*Challenge:*
Scan the entries below and extract each line with the word "Федерации" in it.

[Data records]

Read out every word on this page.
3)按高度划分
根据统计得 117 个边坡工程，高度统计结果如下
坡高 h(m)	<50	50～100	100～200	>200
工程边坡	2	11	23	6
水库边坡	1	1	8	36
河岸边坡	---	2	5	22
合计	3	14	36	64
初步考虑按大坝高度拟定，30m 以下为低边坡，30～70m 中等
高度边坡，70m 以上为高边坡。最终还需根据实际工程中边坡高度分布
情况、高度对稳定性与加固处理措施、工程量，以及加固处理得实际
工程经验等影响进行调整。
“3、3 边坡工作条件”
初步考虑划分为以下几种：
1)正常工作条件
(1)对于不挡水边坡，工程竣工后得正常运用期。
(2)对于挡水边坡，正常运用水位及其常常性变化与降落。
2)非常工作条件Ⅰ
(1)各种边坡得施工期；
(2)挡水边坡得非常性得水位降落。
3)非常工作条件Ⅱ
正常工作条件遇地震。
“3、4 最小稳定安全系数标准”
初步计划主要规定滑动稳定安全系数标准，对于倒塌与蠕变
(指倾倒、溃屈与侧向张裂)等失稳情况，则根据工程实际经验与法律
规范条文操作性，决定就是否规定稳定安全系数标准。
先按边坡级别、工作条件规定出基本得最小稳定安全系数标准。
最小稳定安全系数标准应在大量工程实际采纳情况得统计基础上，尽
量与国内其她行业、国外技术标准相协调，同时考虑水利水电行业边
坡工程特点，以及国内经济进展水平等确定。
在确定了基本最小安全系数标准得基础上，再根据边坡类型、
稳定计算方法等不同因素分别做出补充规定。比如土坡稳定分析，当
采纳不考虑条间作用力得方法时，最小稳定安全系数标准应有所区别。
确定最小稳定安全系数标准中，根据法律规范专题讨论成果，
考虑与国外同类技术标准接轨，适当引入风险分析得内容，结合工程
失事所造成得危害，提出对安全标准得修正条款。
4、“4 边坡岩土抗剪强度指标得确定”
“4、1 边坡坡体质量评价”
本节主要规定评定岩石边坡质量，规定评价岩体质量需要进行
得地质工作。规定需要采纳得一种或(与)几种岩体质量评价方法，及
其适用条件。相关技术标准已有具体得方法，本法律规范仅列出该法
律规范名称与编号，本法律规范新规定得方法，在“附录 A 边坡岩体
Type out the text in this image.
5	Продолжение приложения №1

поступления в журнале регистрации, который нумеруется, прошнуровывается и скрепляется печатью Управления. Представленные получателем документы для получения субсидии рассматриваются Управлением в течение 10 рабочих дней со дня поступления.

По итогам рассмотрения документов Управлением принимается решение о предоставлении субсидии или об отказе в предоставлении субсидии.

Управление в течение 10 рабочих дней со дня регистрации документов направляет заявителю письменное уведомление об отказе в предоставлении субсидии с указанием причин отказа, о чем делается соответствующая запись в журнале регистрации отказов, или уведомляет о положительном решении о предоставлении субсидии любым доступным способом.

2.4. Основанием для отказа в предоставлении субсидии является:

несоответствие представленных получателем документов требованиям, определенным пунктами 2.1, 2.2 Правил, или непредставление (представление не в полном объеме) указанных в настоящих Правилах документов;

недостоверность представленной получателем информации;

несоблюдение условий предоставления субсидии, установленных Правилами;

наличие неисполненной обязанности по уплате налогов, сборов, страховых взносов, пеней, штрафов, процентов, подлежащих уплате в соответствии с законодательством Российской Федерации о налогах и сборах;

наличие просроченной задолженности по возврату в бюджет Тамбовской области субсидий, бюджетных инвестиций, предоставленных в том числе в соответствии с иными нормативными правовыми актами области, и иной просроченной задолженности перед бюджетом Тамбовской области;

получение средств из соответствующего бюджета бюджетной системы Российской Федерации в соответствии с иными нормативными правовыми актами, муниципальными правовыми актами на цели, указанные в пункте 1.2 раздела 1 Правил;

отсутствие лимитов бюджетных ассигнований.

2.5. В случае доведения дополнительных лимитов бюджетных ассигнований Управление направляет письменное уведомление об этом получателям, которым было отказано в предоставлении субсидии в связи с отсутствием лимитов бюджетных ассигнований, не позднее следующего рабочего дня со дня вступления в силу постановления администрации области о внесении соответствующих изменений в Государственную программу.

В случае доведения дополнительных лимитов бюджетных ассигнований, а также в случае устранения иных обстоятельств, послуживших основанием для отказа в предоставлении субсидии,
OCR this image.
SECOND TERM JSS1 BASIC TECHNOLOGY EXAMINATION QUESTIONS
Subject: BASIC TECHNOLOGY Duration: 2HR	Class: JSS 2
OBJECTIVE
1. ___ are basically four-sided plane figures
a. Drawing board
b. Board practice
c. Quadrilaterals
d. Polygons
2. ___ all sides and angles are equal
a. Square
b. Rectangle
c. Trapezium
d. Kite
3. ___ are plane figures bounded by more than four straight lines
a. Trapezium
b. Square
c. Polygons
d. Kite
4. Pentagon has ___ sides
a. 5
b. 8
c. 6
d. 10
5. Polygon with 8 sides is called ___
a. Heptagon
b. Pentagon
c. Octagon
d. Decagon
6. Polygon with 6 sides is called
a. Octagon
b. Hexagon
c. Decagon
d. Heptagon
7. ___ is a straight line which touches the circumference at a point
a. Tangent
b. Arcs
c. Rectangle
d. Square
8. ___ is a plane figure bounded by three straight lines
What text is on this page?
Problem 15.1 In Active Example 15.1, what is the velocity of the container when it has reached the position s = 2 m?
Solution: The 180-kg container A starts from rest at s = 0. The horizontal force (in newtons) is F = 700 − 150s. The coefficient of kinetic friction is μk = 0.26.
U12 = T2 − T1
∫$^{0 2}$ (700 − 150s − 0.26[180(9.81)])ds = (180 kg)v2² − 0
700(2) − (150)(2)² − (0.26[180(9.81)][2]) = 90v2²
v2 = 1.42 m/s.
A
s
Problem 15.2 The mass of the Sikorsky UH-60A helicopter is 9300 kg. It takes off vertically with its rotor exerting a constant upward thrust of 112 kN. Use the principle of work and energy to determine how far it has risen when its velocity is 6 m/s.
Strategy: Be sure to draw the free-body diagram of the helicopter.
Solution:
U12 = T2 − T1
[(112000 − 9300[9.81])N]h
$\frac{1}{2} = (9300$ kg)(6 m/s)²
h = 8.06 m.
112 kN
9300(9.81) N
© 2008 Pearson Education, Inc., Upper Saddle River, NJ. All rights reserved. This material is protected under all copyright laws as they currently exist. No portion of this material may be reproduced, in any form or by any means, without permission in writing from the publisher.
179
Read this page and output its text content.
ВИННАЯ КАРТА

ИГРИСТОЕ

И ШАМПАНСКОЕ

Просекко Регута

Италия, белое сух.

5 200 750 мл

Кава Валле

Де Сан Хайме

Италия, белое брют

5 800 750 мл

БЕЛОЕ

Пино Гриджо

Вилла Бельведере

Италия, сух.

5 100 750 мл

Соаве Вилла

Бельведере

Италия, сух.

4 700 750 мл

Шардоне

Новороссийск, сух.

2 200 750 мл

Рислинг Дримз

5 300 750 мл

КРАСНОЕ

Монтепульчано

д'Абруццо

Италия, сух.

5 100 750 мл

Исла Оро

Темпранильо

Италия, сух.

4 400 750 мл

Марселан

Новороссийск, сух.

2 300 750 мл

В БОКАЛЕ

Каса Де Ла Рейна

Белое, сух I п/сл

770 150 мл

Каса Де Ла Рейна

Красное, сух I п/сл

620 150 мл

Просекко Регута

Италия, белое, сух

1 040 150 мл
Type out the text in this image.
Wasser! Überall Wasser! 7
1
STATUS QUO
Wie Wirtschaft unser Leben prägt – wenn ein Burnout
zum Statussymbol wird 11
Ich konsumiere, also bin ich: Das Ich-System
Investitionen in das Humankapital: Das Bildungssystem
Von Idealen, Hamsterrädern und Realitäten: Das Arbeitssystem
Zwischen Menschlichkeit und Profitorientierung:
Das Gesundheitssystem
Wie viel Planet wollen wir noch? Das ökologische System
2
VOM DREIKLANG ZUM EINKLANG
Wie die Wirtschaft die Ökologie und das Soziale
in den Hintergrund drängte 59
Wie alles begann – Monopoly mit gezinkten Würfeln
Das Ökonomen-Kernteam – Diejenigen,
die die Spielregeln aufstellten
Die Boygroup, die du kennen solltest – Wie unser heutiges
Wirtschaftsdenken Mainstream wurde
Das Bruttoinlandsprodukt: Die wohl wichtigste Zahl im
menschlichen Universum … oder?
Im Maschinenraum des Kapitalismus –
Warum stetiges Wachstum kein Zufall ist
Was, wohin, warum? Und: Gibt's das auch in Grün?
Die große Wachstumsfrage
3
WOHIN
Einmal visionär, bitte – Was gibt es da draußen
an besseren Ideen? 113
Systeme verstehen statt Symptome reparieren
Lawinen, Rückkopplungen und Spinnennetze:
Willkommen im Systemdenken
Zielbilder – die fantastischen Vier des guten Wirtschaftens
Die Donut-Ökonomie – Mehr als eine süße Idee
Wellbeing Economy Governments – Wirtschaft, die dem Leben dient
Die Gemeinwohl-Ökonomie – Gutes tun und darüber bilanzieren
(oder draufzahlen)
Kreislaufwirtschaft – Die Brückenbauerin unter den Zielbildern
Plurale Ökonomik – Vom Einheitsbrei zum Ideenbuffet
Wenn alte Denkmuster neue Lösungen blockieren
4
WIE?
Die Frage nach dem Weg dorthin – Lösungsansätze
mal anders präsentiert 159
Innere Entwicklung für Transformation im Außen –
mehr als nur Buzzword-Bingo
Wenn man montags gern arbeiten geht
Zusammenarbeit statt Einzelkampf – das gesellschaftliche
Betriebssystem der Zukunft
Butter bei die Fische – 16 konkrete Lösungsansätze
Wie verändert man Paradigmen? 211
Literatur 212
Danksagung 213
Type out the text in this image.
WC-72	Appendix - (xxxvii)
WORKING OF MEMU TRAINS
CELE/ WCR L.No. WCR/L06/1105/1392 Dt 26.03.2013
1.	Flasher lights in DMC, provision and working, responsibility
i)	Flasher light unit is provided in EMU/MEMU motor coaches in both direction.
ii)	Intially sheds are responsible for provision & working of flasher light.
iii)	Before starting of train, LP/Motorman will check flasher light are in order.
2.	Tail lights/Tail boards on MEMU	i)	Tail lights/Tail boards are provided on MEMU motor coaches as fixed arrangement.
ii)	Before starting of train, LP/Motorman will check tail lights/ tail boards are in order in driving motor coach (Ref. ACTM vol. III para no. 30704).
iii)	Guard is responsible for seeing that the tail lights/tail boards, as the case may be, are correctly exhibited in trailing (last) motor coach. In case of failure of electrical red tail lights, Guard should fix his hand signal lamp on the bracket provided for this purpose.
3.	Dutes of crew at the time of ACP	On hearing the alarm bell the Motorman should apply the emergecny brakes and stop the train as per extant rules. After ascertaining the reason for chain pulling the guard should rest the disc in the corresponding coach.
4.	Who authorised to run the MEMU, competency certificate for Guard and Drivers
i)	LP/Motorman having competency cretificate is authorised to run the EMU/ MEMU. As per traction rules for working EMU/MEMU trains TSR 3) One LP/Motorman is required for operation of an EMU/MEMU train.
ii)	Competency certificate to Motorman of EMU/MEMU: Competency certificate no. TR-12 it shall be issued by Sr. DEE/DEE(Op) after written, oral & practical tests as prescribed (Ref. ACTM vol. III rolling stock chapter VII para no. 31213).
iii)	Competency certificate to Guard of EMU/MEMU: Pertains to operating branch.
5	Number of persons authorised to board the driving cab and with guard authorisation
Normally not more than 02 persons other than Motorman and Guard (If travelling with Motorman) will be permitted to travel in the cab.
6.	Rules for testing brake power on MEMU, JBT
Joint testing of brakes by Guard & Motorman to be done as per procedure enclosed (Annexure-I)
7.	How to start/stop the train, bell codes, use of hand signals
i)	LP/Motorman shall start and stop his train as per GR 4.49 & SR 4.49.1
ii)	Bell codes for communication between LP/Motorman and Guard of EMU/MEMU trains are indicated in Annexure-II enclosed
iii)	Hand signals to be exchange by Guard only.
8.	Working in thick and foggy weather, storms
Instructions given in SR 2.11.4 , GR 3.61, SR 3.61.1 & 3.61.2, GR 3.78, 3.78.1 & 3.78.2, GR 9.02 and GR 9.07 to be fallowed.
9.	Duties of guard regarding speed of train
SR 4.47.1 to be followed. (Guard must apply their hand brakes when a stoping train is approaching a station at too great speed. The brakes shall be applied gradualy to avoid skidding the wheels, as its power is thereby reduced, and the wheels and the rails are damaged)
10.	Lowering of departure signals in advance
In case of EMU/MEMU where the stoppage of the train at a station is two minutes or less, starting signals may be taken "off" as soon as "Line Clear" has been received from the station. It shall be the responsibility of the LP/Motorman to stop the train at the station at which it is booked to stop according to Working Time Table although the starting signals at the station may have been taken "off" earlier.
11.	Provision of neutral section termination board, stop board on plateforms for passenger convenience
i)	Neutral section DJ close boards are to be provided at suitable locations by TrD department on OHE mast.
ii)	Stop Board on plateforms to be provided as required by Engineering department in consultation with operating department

*Answer in full:*
наличие неисполненной обязанности по уплате налогов, сборов, страховых взносов, пеней, штрафов, процентов, подлежащих уплате в соответствии с законодательством Российской Федерации о налогах и сборах;
получение средств из соответствующего бюджета бюджетной системы Российской Федерации в соответствии с иными нормативными правовыми актами, муниципальными правовыми актами на цели, указанные в пункте 1.2 раздела 1 Правил;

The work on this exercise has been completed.